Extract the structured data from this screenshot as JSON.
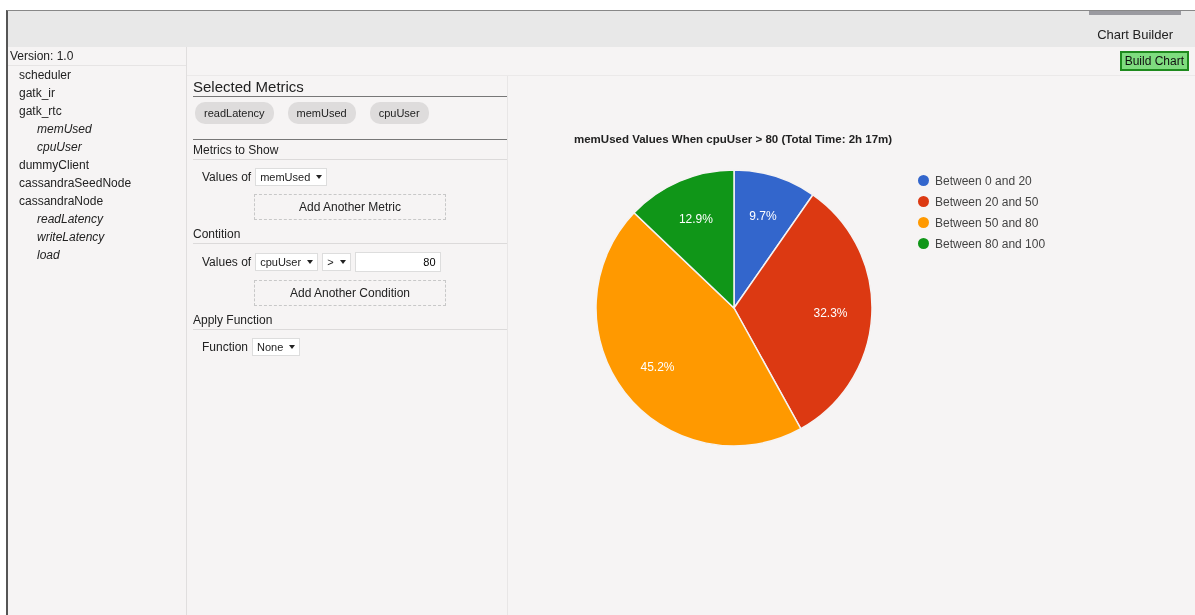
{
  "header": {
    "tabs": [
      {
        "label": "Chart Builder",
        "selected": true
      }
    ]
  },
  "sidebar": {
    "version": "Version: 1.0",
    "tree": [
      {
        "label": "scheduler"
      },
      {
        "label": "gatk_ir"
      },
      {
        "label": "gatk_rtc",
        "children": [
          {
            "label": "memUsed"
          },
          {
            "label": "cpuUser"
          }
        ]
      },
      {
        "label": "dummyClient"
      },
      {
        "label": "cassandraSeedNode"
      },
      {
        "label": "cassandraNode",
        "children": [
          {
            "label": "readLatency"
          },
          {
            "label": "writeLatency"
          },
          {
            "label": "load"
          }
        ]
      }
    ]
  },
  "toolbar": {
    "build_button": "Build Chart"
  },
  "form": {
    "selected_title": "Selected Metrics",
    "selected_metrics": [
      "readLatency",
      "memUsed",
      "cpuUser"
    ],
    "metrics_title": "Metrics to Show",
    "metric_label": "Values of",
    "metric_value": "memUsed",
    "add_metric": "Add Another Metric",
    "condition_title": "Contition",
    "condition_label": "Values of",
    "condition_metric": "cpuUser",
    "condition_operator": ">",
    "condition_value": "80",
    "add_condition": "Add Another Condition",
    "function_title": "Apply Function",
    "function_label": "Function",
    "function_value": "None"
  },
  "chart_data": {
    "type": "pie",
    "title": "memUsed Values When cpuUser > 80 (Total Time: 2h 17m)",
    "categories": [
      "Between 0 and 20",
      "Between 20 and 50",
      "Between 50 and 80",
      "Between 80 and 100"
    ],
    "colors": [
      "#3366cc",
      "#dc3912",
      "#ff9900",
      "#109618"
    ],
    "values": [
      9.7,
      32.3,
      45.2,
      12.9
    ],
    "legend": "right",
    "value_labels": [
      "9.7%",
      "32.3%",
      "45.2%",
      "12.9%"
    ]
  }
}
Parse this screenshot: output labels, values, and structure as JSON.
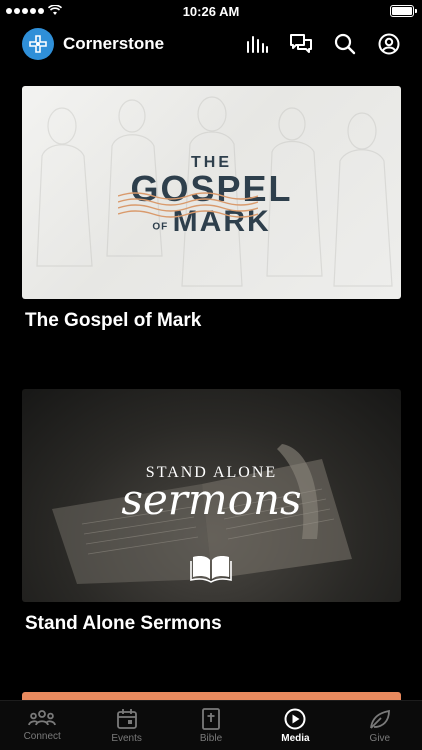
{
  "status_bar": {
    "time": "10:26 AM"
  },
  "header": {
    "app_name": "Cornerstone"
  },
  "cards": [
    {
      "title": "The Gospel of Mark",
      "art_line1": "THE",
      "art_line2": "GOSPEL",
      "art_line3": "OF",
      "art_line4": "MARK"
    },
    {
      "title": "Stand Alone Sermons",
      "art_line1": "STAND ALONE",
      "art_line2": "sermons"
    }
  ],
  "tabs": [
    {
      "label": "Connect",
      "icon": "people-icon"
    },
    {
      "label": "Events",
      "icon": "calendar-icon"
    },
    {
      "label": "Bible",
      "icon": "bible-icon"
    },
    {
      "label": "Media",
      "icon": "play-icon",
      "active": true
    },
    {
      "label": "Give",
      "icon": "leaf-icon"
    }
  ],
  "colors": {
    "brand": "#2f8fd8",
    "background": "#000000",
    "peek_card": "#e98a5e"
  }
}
-=-=-=-=-
Search the preceding listing for "cpuUser" and extract every line where it is found.

Problem solution -
            "label": "cpuUser"
      "cpuUser"
    "condition_metric": "cpuUser",
    "title": "memUsed Values When cpuUser > 80 (Total Time: 2h 17m)",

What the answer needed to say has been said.